• GIVEN REQUEST: Could you copy every line from the material below in which "позиций" appears?

• Figure data in JSON:
<<<<
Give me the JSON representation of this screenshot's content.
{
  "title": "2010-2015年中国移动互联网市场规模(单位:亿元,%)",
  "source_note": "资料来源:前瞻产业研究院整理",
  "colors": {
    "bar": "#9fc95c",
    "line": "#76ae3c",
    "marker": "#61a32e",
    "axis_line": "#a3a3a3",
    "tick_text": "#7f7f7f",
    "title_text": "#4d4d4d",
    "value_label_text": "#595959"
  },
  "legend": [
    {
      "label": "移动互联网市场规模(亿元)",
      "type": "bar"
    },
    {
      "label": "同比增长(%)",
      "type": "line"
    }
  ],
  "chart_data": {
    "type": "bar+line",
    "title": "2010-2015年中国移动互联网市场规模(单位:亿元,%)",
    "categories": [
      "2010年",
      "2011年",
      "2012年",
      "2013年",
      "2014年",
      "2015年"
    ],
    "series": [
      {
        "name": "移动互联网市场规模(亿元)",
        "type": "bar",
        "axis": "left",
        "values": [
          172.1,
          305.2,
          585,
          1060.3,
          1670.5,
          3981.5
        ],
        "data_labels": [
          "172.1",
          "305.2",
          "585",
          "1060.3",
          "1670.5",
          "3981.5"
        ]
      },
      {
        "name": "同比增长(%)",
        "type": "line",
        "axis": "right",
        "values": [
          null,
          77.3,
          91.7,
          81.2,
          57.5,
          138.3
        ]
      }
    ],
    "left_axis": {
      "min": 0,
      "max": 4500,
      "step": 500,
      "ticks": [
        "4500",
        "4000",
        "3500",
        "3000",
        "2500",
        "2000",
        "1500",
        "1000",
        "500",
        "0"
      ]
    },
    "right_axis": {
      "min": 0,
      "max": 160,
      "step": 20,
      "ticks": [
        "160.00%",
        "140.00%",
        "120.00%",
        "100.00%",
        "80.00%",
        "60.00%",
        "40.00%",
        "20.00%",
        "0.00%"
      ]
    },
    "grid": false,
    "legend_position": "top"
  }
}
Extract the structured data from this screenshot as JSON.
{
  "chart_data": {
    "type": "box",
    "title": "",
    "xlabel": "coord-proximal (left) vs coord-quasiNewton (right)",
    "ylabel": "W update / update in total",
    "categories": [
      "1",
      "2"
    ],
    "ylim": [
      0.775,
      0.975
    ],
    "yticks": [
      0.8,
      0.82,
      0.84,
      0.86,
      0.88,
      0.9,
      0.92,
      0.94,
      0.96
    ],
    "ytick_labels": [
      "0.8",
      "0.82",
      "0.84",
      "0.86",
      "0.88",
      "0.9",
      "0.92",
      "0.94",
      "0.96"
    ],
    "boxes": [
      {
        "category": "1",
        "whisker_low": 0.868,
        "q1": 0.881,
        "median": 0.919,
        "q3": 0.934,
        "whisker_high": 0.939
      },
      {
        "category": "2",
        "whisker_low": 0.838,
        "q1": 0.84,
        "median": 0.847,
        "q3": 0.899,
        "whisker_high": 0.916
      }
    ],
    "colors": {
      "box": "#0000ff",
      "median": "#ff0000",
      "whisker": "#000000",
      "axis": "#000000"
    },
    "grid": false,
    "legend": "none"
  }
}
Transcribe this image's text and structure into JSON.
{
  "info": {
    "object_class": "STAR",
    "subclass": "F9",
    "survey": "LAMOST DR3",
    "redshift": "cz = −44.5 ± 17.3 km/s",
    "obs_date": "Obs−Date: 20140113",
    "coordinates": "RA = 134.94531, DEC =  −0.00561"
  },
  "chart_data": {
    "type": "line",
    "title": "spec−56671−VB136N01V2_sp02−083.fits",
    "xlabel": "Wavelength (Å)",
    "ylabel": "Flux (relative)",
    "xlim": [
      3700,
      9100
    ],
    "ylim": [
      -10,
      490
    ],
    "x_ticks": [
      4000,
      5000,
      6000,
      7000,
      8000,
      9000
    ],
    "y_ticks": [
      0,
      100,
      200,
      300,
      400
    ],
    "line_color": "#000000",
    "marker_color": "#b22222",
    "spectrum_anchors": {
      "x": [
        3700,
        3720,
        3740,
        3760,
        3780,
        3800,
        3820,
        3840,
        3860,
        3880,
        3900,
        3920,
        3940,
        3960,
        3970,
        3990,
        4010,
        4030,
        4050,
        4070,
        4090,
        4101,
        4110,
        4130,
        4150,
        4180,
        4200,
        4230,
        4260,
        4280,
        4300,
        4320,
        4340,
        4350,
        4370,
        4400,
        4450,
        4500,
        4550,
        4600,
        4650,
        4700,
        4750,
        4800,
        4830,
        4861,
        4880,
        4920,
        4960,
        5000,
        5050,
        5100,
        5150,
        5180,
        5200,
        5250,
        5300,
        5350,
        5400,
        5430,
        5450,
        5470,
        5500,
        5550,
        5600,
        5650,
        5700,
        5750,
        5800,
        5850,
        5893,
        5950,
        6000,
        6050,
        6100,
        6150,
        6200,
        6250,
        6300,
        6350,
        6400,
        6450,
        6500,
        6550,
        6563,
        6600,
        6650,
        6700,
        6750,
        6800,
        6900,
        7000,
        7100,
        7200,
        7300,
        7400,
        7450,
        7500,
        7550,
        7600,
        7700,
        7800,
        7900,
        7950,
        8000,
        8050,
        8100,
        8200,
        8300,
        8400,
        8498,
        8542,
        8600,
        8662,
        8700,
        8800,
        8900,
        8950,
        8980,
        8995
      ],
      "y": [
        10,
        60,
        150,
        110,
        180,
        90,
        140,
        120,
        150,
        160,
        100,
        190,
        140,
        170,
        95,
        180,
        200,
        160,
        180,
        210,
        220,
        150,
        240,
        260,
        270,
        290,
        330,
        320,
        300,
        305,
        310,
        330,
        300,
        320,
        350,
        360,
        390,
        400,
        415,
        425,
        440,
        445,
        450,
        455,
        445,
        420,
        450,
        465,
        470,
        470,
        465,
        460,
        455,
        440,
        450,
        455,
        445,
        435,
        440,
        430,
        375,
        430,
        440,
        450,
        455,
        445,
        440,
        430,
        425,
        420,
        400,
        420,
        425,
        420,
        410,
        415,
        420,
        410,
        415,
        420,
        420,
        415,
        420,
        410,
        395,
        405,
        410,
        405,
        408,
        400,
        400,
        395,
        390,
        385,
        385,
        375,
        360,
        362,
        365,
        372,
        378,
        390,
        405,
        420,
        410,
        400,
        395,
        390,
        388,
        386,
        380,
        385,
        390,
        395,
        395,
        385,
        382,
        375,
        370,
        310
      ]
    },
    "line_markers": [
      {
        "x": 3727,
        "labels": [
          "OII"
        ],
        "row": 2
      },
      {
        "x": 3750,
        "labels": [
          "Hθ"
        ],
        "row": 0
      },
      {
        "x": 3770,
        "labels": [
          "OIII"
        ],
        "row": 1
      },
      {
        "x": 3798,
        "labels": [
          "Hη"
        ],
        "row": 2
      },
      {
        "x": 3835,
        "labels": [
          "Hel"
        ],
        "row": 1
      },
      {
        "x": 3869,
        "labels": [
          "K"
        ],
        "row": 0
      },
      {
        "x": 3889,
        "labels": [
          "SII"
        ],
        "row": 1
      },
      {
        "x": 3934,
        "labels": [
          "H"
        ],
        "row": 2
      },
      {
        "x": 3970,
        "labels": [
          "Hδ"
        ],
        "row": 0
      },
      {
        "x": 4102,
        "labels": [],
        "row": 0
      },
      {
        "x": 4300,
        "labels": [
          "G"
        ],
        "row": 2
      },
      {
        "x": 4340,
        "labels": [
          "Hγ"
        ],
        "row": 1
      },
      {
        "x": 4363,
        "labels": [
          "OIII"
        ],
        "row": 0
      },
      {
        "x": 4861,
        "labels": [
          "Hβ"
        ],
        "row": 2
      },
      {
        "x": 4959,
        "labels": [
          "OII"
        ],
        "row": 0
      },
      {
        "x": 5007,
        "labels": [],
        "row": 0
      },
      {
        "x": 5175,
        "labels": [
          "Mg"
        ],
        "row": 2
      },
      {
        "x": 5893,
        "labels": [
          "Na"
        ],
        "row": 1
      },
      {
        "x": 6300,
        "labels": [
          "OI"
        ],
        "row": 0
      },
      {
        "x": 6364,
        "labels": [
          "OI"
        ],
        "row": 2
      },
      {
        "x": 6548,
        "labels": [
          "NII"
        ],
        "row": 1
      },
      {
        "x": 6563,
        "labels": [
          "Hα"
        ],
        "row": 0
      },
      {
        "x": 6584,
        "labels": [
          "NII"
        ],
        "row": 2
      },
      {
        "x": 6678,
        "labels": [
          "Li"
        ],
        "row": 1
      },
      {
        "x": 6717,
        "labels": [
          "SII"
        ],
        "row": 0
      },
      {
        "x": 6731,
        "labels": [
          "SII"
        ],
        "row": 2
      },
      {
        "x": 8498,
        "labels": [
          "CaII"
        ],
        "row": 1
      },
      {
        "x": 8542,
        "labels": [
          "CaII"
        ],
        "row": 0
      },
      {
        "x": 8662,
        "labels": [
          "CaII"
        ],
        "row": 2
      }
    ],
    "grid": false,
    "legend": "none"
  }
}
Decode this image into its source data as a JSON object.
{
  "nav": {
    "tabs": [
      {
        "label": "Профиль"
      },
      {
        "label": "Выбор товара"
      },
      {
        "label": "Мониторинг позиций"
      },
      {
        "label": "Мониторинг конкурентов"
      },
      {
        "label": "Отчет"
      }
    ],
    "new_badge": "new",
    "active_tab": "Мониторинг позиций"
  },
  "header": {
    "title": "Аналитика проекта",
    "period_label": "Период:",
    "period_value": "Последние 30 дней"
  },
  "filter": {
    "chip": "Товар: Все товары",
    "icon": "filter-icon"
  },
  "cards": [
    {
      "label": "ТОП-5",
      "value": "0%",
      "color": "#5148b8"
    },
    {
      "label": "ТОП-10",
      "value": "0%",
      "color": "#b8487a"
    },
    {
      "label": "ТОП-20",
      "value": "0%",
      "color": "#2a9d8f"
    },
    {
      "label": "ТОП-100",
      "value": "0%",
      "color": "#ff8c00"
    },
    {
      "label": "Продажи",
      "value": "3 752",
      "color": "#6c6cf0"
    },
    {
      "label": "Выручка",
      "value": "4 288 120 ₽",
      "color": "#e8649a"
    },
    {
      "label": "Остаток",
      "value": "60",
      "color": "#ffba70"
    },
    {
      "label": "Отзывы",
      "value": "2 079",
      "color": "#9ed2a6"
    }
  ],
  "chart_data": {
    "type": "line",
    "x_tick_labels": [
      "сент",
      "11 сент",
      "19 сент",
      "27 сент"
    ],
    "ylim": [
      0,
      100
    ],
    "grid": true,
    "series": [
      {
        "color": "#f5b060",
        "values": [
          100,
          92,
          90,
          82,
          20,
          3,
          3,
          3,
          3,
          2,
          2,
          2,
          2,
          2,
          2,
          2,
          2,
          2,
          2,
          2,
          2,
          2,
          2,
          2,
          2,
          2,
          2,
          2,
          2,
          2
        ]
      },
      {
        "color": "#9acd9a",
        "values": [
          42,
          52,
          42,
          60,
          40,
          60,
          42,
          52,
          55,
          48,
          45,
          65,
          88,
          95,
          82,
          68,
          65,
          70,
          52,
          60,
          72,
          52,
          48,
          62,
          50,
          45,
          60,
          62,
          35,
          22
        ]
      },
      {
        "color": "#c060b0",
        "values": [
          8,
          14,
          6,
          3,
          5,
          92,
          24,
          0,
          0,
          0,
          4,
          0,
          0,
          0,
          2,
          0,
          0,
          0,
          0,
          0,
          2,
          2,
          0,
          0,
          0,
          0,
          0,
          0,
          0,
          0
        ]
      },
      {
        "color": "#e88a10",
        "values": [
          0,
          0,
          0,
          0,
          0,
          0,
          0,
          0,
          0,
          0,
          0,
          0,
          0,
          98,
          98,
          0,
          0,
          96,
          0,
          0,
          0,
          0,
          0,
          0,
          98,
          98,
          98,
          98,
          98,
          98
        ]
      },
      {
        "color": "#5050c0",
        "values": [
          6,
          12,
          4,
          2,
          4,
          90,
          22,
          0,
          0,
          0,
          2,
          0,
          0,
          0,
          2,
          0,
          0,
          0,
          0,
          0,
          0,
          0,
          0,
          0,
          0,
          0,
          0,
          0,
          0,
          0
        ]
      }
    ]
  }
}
>>>>
• PROBLEM SOLUTION:
        "label": "Мониторинг позиций"
    "active_tab": "Мониторинг позиций"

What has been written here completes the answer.